◆ **Testo fornito**
Alto, biondo, il baffo attento, i tratti un poco tirati, Luciano Emmer, sorridendo (un irresistibile sorriso da giovane attore: ha trent'anni), si abbandona alle molle della poltrona. Solo le sue grandi braccia emergono dal cuoio ed introducono il tema:
 
– Ah! Io l'ho finito il mio lavoro! Tocca a voi, adesso.
 
Voi girerete, oggi?
 
– Sì, tutta la giornata, a Gare de Lyon, una scena del mio prossimo film: Paris est toujours Paris [Parigi è sempre Parigi].
 
Con degli attori professionisti?
 
– No, ovviamente, improvvisati. Scelti, ingaggiati sul posto: questa mattina un tassista, un facchino. Ve lo posso assicurare, loro hanno recitato… come dite voi? “du tonnerre de Dieu”.

◆ **Istruzioni**
- A) Riporta parola per parola il passo dell'intervista a Luciano Emmer che parte da "Voi girerete, oggi?" e termina con "degli attori professionisti?".
- B) Scrivi il seguito dell'intervista a Luciano Emmer, cominciando subito dopo l'ultima battuta riportata.

◆ **Righe salvate**

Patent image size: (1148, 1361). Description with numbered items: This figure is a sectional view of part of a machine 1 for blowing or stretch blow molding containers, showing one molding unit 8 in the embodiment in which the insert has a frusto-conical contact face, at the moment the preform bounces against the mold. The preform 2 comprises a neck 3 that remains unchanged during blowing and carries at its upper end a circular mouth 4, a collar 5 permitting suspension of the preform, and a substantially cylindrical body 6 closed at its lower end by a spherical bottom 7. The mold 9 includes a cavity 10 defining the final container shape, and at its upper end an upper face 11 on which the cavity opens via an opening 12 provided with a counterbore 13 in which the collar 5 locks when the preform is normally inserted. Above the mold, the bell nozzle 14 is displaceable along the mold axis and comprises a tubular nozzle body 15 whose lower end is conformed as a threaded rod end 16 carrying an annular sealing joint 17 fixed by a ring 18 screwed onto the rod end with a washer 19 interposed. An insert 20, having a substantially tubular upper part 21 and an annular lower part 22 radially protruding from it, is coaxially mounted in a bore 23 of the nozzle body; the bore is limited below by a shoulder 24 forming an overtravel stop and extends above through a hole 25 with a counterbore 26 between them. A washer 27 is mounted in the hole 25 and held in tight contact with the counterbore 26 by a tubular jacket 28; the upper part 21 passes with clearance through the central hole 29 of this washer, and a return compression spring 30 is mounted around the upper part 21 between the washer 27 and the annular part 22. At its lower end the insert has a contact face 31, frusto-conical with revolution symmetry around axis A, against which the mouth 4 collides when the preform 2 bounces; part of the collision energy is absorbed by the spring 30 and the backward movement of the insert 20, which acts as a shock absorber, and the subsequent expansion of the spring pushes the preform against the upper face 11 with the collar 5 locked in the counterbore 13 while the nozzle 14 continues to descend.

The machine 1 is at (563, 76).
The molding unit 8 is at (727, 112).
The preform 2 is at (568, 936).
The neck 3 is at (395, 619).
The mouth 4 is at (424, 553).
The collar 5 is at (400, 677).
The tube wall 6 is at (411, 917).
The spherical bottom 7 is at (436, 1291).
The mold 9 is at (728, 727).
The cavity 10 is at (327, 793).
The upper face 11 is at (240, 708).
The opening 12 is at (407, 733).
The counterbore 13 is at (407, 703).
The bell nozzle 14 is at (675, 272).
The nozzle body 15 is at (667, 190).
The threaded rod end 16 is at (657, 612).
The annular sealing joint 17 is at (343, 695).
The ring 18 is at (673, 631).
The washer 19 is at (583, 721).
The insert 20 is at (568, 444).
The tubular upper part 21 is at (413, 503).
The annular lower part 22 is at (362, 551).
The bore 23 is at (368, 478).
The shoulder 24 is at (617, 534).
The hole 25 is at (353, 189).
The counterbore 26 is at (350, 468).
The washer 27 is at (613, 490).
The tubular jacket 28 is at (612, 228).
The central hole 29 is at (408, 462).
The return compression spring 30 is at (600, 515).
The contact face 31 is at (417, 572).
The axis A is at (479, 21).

◆ **Risposte per compito**
- A)
Voi girerete, oggi?
 
– Sì, tutta la giornata, a Gare de Lyon, una scena del mio prossimo film: Paris est toujours Paris [Parigi è sempre Parigi].
 
Con degli attori professionisti?

- B)
Questa improvvisazione sul posto è caratteristica del vostro modo di lavorare in generale?
 
– No, non è un'improvvisazione. Voi comprenderete, noi abbiamo di partenza una linea generale, un'idea iniziale e direttrice. Poi, per ogni episodio, noi l'arricchiamo al momento del girato.
 
La differenza con il vostro lavoro precedente è sicuramente molto grande. Voglio dire, i film d'arte su Bosch, Giotto…
 
– Molto grande non credo. Quello che è stato diverso, è quando sono divenuto cineasta dopo degli studi in giurisprudenza molto accesi: avevo fatto tutti gli esami, tranne uno. Ma da quando faccio cinema io non penso di essere troppo cambiato. Da subito sono diventato professionista. Immediatamente, ovvero nel 1939, io ho girato in 35mm dei cortometraggi.
 
Il 16mm non vi sembra un mezzo di espressione valido?
 
– Non è quello che volevo dire. Il cinema non è una questione di millimetri; è un linguaggio attraverso il quale ci si esprime con uno spirito o con un altro. È per un certo spirito d'avanguardia che il 16mm si distingue dal 35.
 
Un linguaggio, dite?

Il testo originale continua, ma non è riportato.